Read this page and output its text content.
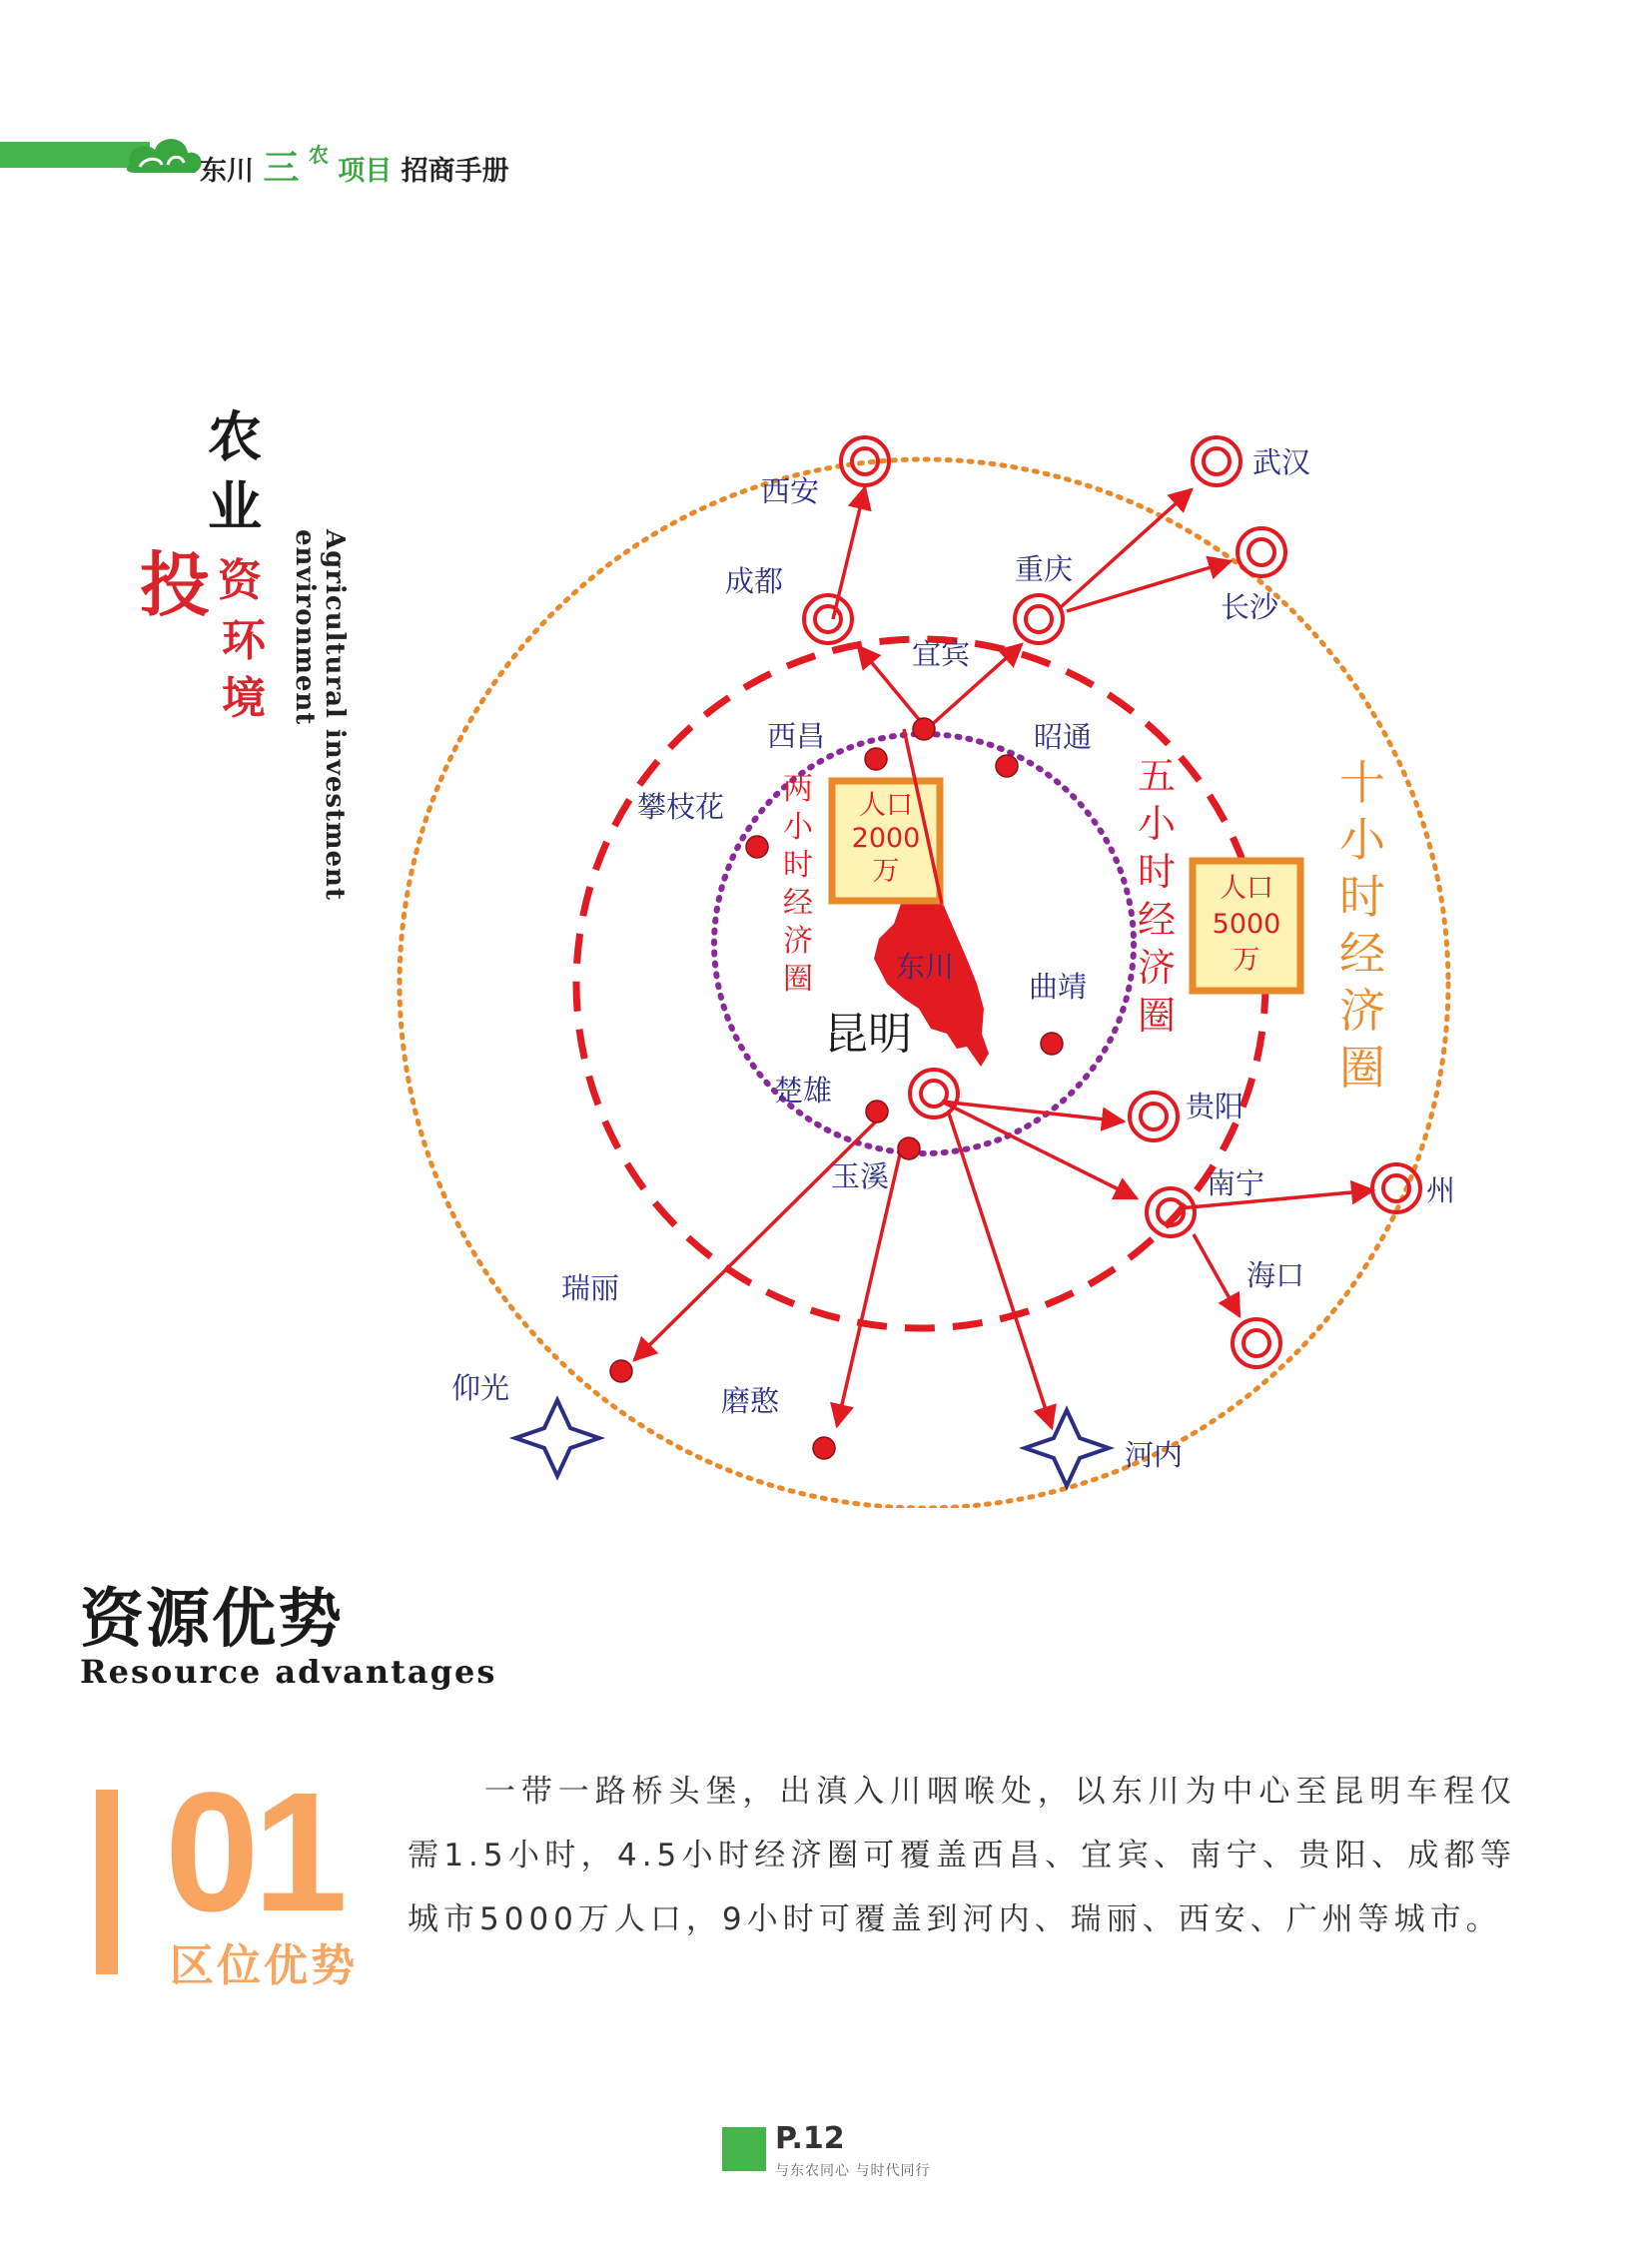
东川 三 $^农$ 项目 招商手册
农
业
投 资
环
境	Agricultural investment environment
西安
武汉
成都	重庆
长沙
宜宾
西昌	昭通
攀枝花
东川
曲靖
楚雄	贵阳
玉溪	南宁	州
海口
瑞丽
仰光	磨憨
河内
昆明
两
小
时
经
济
圈
五
小
时
经
济
圈
十
小
时
经
济
圈
人口
2000
万
人口
5000
万
资源优势
Resource advantages
01
区位优势
一带一路桥头堡，出滇入川咽喉处，以东川为中心至昆明车程仅需1.5小时，4.5小时经济圈可覆盖西昌、宜宾、南宁、贵阳、成都等城市5000万人口，9小时可覆盖到河内、瑞丽、西安、广州等城市。
P.12
与东农同心 与时代同行
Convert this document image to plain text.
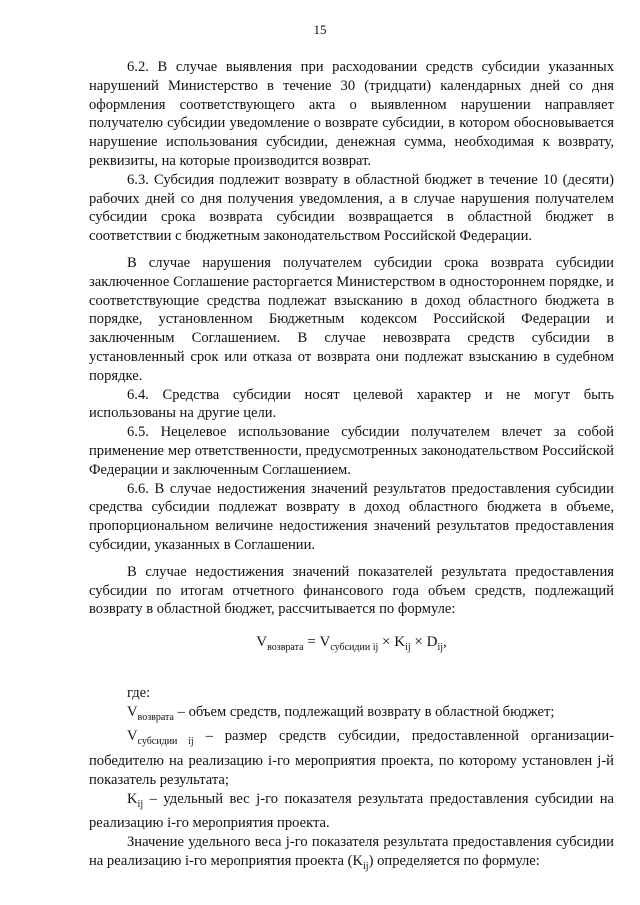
15

6.2. В случае выявления при расходовании средств субсидии указанных нарушений Министерство в течение 30 (тридцати) календарных дней со дня оформления соответствующего акта о выявленном нарушении направляет получателю субсидии уведомление о возврате субсидии, в котором обосновывается нарушение использования субсидии, денежная сумма, необходимая к возврату, реквизиты, на которые производится возврат.

6.3. Субсидия подлежит возврату в областной бюджет в течение 10 (десяти) рабочих дней со дня получения уведомления, а в случае нарушения получателем субсидии срока возврата субсидии возвращается в областной бюджет в соответствии с бюджетным законодательством Российской Федерации.

В случае нарушения получателем субсидии срока возврата субсидии заключенное Соглашение расторгается Министерством в одностороннем порядке, и соответствующие средства подлежат взысканию в доход областного бюджета в порядке, установленном Бюджетным кодексом Российской Федерации и заключенным Соглашением. В случае невозврата средств субсидии в установленный срок или отказа от возврата они подлежат взысканию в судебном порядке.

6.4. Средства субсидии носят целевой характер и не могут быть использованы на другие цели.

6.5. Нецелевое использование субсидии получателем влечет за собой применение мер ответственности, предусмотренных законодательством Российской Федерации и заключенным Соглашением.

6.6. В случае недостижения значений результатов предоставления субсидии средства субсидии подлежат возврату в доход областного бюджета в объеме, пропорциональном величине недостижения значений результатов предоставления субсидии, указанных в Соглашении.

В случае недостижения значений показателей результата предоставления субсидии по итогам отчетного финансового года объем средств, подлежащий возврату в областной бюджет, рассчитывается по формуле:

$V_{возврата} = V_{субсидии ij} \times K_{ij} \times D_{ij}$,

где:

$V_{возврата}$ – объем средств, подлежащий возврату в областной бюджет;

$V_{субсидии ij}$ – размер средств субсидии, предоставленной организации-победителю на реализацию i-го мероприятия проекта, по которому установлен j-й показатель результата;

$K_{ij}$ – удельный вес j-го показателя результата предоставления субсидии на реализацию i-го мероприятия проекта.

Значение удельного веса j-го показателя результата предоставления субсидии на реализацию i-го мероприятия проекта $(K_{ij})$ определяется по формуле:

* [SHORT EXERCISE]
Keep the pictures out of the copy and write out the data exactly as it stands.

* [TASK RESPONSE]
Read this page and output its text content.
东川 三 $^农$ 项目 招商手册
农
业
投 资
环
境	Agricultural investment environment
西安
武汉
成都	重庆
长沙
宜宾
西昌	昭通
攀枝花
东川
曲靖
楚雄	贵阳
玉溪	南宁	州
海口
瑞丽
仰光	磨憨
河内
昆明
两
小
时
经
济
圈
五
小
时
经
济
圈
十
小
时
经
济
圈
人口
2000
万
人口
5000
万
资源优势
Resource advantages
01
区位优势
一带一路桥头堡，出滇入川咽喉处，以东川为中心至昆明车程仅需1.5小时，4.5小时经济圈可覆盖西昌、宜宾、南宁、贵阳、成都等城市5000万人口，9小时可覆盖到河内、瑞丽、西安、广州等城市。
P.12
与东农同心 与时代同行
Convert this document image to plain text.
15

6.2. В случае выявления при расходовании средств субсидии указанных нарушений Министерство в течение 30 (тридцати) календарных дней со дня оформления соответствующего акта о выявленном нарушении направляет получателю субсидии уведомление о возврате субсидии, в котором обосновывается нарушение использования субсидии, денежная сумма, необходимая к возврату, реквизиты, на которые производится возврат.

6.3. Субсидия подлежит возврату в областной бюджет в течение 10 (десяти) рабочих дней со дня получения уведомления, а в случае нарушения получателем субсидии срока возврата субсидии возвращается в областной бюджет в соответствии с бюджетным законодательством Российской Федерации.

В случае нарушения получателем субсидии срока возврата субсидии заключенное Соглашение расторгается Министерством в одностороннем порядке, и соответствующие средства подлежат взысканию в доход областного бюджета в порядке, установленном Бюджетным кодексом Российской Федерации и заключенным Соглашением. В случае невозврата средств субсидии в установленный срок или отказа от возврата они подлежат взысканию в судебном порядке.

6.4. Средства субсидии носят целевой характер и не могут быть использованы на другие цели.

6.5. Нецелевое использование субсидии получателем влечет за собой применение мер ответственности, предусмотренных законодательством Российской Федерации и заключенным Соглашением.

6.6. В случае недостижения значений результатов предоставления субсидии средства субсидии подлежат возврату в доход областного бюджета в объеме, пропорциональном величине недостижения значений результатов предоставления субсидии, указанных в Соглашении.

В случае недостижения значений показателей результата предоставления субсидии по итогам отчетного финансового года объем средств, подлежащий возврату в областной бюджет, рассчитывается по формуле:

$V_{возврата} = V_{субсидии ij} \times K_{ij} \times D_{ij}$,

где:

$V_{возврата}$ – объем средств, подлежащий возврату в областной бюджет;

$V_{субсидии ij}$ – размер средств субсидии, предоставленной организации-победителю на реализацию i-го мероприятия проекта, по которому установлен j-й показатель результата;

$K_{ij}$ – удельный вес j-го показателя результата предоставления субсидии на реализацию i-го мероприятия проекта.

Значение удельного веса j-го показателя результата предоставления субсидии на реализацию i-го мероприятия проекта $(K_{ij})$ определяется по формуле:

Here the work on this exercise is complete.